Data entries
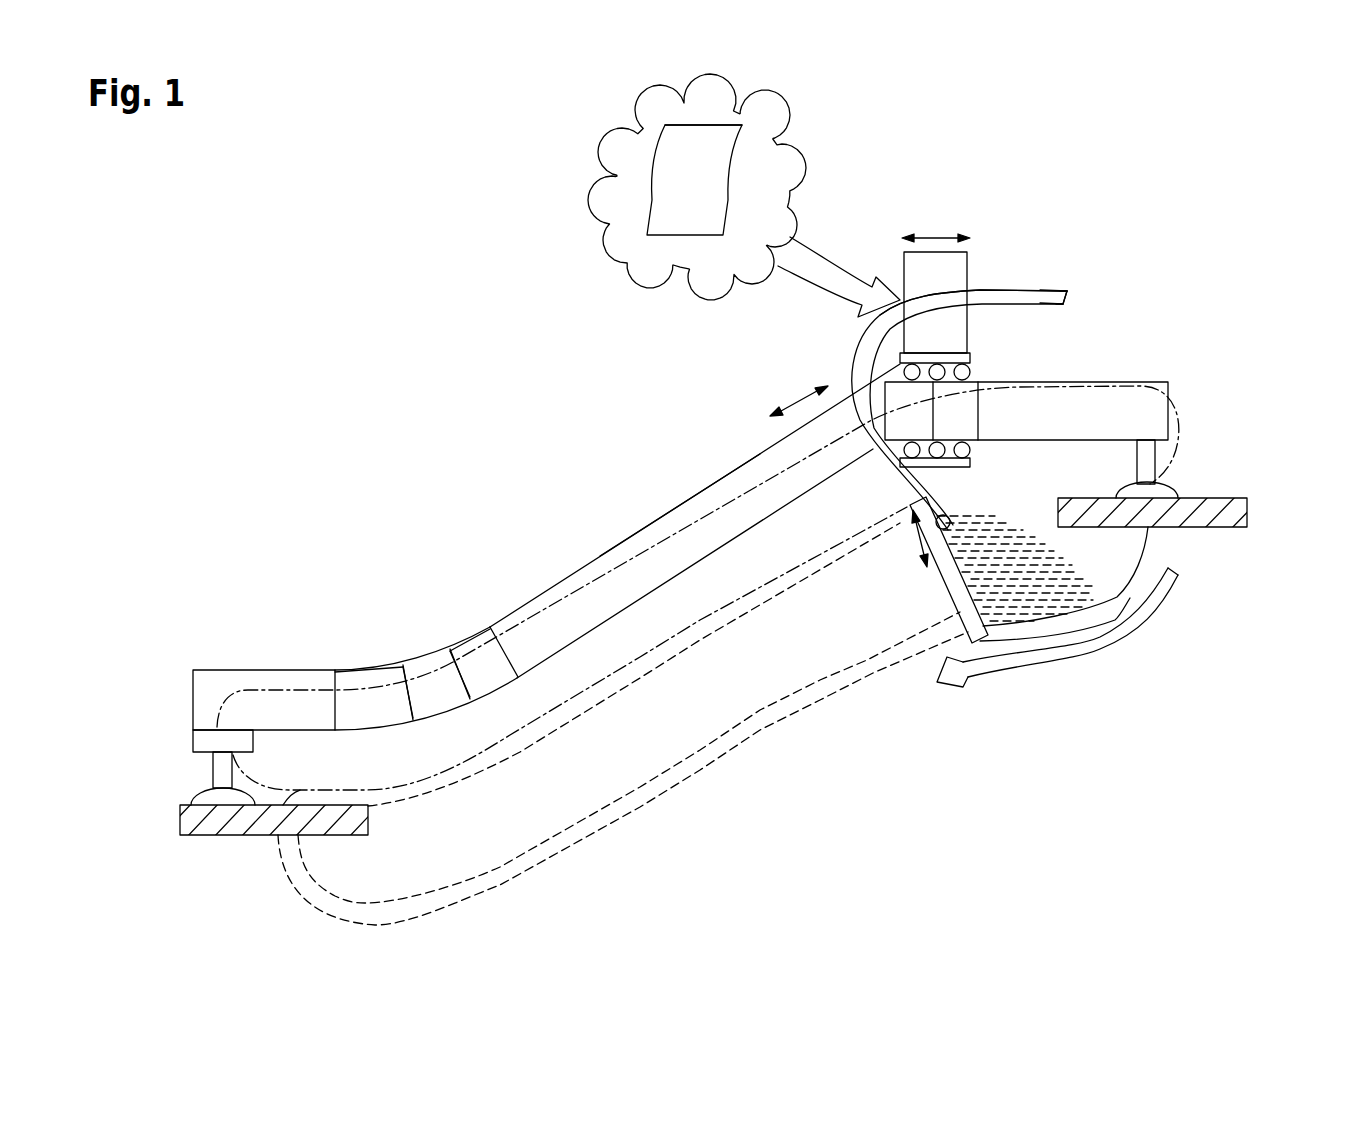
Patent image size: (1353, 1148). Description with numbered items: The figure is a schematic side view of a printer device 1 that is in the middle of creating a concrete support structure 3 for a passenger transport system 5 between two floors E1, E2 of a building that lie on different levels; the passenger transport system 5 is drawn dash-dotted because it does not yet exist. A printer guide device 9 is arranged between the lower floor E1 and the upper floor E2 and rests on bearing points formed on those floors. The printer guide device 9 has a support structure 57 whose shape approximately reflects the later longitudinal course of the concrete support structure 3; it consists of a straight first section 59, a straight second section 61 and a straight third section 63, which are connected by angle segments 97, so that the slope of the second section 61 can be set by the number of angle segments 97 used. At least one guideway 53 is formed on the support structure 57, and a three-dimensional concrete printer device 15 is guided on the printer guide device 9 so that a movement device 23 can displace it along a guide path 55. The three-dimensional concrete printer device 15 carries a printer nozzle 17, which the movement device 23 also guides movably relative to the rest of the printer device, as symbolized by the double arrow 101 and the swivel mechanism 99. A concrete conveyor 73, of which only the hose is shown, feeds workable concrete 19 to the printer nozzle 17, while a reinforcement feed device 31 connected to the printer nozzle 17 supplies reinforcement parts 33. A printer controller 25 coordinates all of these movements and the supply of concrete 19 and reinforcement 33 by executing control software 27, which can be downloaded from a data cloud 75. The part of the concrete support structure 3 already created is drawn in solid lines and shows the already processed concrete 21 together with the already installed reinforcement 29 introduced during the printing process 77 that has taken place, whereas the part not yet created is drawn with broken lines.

The printer device 1 is at (365, 388).
The concrete support structure 3 is at (1135, 546).
The passenger transport system 5 is at (733, 500).
The printer guide device 9 is at (540, 587).
The 3D concrete printer device 15 is at (1000, 272).
The printer nozzle 17 is at (945, 533).
The workable concrete 19 is at (1075, 293).
The already processed concrete 21 is at (1107, 583).
The movement device 23 is at (966, 507).
The printer controller 25 is at (912, 278).
The control software 27 is at (705, 194).
The already installed reinforcement 29 is at (1003, 603).
The reinforcement feed device 31 is at (1040, 296).
The reinforcement parts 33 is at (1075, 302).
The guideway 53 is at (657, 514).
The guide path 55 is at (800, 400).
The support structure 57 is at (185, 660).
The first section 59 is at (265, 690).
The second section 61 is at (594, 562).
The third section 63 is at (1170, 385).
The concrete conveyor 73 is at (985, 290).
The data cloud 75 is at (774, 194).
The printing process 77 is at (1140, 618).
The angle segments 97 is at (472, 643).
The swivel mechanism 99 is at (962, 587).
The double arrow 101 is at (913, 537).
The lower floor E1 is at (155, 812).
The upper floor E2 is at (1180, 472).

■ Task statement ■
Retype every line of the data entries above word for word, leaving out the pictures.

■ Answer for the task ■
Patent image size: (1353, 1148). Description with numbered items: The figure is a schematic side view of a printer device 1 that is in the middle of creating a concrete support structure 3 for a passenger transport system 5 between two floors E1, E2 of a building that lie on different levels; the passenger transport system 5 is drawn dash-dotted because it does not yet exist. A printer guide device 9 is arranged between the lower floor E1 and the upper floor E2 and rests on bearing points formed on those floors. The printer guide device 9 has a support structure 57 whose shape approximately reflects the later longitudinal course of the concrete support structure 3; it consists of a straight first section 59, a straight second section 61 and a straight third section 63, which are connected by angle segments 97, so that the slope of the second section 61 can be set by the number of angle segments 97 used. At least one guideway 53 is formed on the support structure 57, and a three-dimensional concrete printer device 15 is guided on the printer guide device 9 so that a movement device 23 can displace it along a guide path 55. The three-dimensional concrete printer device 15 carries a printer nozzle 17, which the movement device 23 also guides movably relative to the rest of the printer device, as symbolized by the double arrow 101 and the swivel mechanism 99. A concrete conveyor 73, of which only the hose is shown, feeds workable concrete 19 to the printer nozzle 17, while a reinforcement feed device 31 connected to the printer nozzle 17 supplies reinforcement parts 33. A printer controller 25 coordinates all of these movements and the supply of concrete 19 and reinforcement 33 by executing control software 27, which can be downloaded from a data cloud 75. The part of the concrete support structure 3 already created is drawn in solid lines and shows the already processed concrete 21 together with the already installed reinforcement 29 introduced during the printing process 77 that has taken place, whereas the part not yet created is drawn with broken lines.

The printer device 1 is at (365, 388).
The concrete support structure 3 is at (1135, 546).
The passenger transport system 5 is at (733, 500).
The printer guide device 9 is at (540, 587).
The 3D concrete printer device 15 is at (1000, 272).
The printer nozzle 17 is at (945, 533).
The workable concrete 19 is at (1075, 293).
The already processed concrete 21 is at (1107, 583).
The movement device 23 is at (966, 507).
The printer controller 25 is at (912, 278).
The control software 27 is at (705, 194).
The already installed reinforcement 29 is at (1003, 603).
The reinforcement feed device 31 is at (1040, 296).
The reinforcement parts 33 is at (1075, 302).
The guideway 53 is at (657, 514).
The guide path 55 is at (800, 400).
The support structure 57 is at (185, 660).
The first section 59 is at (265, 690).
The second section 61 is at (594, 562).
The third section 63 is at (1170, 385).
The concrete conveyor 73 is at (985, 290).
The data cloud 75 is at (774, 194).
The printing process 77 is at (1140, 618).
The angle segments 97 is at (472, 643).
The swivel mechanism 99 is at (962, 587).
The double arrow 101 is at (913, 537).
The lower floor E1 is at (155, 812).
The upper floor E2 is at (1180, 472).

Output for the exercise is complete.